◆ AUFGABENSTELLUNG:
Kannst du die Zeilen der Auflistung ab ihrem Anfang bis einschließlich der Zeile mit „macd-histogram-bar: [1354, 616, 1376, 659]“ unverändert ausgeben?

◆ Auflistungen von Elementen und Bereichen:
┄┄┄┄┄┄┄┄┄┄
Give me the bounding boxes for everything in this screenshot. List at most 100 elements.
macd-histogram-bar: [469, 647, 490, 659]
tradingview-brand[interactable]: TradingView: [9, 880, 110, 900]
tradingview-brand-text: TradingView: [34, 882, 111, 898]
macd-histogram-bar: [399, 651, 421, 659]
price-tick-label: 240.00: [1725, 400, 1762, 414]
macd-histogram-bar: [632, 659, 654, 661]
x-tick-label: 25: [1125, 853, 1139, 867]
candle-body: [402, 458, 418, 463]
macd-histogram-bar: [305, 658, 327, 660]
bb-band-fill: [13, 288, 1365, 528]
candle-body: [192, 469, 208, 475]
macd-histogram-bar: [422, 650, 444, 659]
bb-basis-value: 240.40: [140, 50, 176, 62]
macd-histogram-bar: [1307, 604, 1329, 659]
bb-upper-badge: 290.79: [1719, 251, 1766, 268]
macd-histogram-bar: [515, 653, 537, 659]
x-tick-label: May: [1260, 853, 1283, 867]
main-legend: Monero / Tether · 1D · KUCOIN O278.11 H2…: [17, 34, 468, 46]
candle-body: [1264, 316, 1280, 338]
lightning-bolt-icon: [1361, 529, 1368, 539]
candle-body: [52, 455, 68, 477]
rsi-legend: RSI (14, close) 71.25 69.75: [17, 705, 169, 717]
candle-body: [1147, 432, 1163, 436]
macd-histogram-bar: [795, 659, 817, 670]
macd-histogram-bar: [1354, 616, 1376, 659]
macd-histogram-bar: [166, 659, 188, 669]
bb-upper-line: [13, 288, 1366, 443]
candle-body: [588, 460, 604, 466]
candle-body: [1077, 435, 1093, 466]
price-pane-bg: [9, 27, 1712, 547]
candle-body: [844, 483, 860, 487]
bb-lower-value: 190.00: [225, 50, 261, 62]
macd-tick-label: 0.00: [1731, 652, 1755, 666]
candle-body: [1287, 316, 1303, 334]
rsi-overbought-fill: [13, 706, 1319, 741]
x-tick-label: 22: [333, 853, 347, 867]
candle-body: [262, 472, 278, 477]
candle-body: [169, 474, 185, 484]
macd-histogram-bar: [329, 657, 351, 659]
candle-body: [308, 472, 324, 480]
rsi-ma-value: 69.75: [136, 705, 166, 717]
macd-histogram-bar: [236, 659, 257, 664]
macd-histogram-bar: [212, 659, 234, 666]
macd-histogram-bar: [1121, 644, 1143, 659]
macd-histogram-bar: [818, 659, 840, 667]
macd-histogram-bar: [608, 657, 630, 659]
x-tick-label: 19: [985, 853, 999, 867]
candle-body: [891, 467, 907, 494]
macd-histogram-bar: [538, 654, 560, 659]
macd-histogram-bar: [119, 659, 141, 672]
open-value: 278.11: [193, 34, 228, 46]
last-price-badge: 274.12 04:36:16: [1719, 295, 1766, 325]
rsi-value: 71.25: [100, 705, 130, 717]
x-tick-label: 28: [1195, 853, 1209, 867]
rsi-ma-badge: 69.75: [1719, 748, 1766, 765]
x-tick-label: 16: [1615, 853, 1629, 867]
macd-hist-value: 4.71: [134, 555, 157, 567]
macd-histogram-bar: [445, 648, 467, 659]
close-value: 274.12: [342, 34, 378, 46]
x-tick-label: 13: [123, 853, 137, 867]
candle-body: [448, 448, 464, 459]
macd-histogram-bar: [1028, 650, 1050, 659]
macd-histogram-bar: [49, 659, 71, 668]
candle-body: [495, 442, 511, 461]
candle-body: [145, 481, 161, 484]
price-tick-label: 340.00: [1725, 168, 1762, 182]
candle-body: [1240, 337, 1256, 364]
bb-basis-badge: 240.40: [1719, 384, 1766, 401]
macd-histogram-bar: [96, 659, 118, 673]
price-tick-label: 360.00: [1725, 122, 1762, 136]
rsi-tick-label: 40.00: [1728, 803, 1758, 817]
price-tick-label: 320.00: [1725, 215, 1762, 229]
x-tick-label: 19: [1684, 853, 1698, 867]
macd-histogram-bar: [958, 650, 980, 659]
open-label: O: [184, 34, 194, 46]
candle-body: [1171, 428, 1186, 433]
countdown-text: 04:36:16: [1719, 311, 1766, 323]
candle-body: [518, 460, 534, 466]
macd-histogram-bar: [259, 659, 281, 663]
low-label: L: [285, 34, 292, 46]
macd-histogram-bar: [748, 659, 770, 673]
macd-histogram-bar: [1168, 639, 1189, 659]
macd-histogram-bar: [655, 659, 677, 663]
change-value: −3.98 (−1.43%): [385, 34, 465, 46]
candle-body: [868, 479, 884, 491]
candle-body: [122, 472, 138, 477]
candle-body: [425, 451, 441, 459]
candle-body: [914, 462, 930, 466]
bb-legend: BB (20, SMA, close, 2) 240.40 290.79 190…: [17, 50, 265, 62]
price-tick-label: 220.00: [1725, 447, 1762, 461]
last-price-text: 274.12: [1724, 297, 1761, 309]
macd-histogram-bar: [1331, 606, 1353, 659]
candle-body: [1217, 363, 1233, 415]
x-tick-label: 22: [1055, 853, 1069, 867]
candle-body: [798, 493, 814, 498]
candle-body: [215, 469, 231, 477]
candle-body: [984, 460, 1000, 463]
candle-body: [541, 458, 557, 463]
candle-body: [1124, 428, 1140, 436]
┄┄┄┄┄┄┄┄┄┄
◆ ERGEBNIS:
Give me the bounding boxes for everything in this screenshot. List at most 100 elements.
macd-histogram-bar: [469, 647, 490, 659]
tradingview-brand[interactable]: TradingView: [9, 880, 110, 900]
tradingview-brand-text: TradingView: [34, 882, 111, 898]
macd-histogram-bar: [399, 651, 421, 659]
price-tick-label: 240.00: [1725, 400, 1762, 414]
macd-histogram-bar: [632, 659, 654, 661]
x-tick-label: 25: [1125, 853, 1139, 867]
candle-body: [402, 458, 418, 463]
macd-histogram-bar: [305, 658, 327, 660]
bb-band-fill: [13, 288, 1365, 528]
candle-body: [192, 469, 208, 475]
macd-histogram-bar: [422, 650, 444, 659]
bb-basis-value: 240.40: [140, 50, 176, 62]
macd-histogram-bar: [1307, 604, 1329, 659]
bb-upper-badge: 290.79: [1719, 251, 1766, 268]
macd-histogram-bar: [515, 653, 537, 659]
x-tick-label: May: [1260, 853, 1283, 867]
main-legend: Monero / Tether · 1D · KUCOIN O278.11 H2…: [17, 34, 468, 46]
candle-body: [1264, 316, 1280, 338]
lightning-bolt-icon: [1361, 529, 1368, 539]
candle-body: [52, 455, 68, 477]
rsi-legend: RSI (14, close) 71.25 69.75: [17, 705, 169, 717]
candle-body: [1147, 432, 1163, 436]
macd-histogram-bar: [795, 659, 817, 670]
macd-histogram-bar: [1354, 616, 1376, 659]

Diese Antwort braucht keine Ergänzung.